Filter the listing below, copying every line in which the word "Shared" appears.

START

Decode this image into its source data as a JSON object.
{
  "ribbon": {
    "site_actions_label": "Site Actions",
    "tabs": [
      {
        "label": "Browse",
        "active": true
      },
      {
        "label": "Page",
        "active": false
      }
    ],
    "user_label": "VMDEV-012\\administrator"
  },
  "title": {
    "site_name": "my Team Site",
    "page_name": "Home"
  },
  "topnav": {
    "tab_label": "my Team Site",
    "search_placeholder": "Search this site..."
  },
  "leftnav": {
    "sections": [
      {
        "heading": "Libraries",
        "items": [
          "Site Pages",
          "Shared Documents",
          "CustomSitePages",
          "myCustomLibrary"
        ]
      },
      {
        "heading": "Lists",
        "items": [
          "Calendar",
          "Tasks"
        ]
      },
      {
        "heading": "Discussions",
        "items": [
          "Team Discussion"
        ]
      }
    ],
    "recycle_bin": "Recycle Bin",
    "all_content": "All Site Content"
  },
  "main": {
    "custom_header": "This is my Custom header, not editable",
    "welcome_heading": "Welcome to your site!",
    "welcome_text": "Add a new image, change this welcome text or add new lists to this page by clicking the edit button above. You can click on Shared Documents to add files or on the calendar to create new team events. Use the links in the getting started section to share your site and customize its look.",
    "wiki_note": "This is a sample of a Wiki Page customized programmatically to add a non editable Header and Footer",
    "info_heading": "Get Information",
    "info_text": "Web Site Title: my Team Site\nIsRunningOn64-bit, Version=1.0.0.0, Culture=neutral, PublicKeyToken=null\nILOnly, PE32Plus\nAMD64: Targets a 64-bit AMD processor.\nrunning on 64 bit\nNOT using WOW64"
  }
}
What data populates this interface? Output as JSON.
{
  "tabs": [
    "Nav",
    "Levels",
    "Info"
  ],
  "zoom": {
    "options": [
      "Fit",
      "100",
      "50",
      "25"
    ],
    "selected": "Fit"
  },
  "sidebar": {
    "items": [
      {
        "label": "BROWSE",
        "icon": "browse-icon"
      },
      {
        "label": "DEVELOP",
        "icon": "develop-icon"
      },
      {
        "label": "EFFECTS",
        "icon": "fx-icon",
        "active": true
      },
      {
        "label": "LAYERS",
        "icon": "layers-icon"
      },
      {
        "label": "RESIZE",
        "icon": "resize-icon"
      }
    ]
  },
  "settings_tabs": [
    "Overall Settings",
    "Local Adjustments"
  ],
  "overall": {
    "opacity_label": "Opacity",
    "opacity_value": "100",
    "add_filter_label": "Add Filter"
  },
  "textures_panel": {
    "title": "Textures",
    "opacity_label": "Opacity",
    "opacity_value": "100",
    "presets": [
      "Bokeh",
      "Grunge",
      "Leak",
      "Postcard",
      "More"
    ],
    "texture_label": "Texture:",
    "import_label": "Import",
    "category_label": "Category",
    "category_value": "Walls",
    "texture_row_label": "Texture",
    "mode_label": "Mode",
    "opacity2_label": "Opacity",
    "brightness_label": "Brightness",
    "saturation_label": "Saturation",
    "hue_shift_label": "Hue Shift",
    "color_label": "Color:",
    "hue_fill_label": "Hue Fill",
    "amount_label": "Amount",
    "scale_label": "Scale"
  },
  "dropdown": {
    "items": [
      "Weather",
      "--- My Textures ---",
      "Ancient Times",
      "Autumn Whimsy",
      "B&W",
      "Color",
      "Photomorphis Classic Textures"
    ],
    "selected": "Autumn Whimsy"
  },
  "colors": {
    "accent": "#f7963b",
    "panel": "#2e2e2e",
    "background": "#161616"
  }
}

END

Complete output —
          "Shared Documents",
    "welcome_text": "Add a new image, change this welcome text or add new lists to this page by clicking the edit button above. You can click on Shared Documents to add files or on the calendar to create new team events. Use the links in the getting started section to share your site and customize its look.",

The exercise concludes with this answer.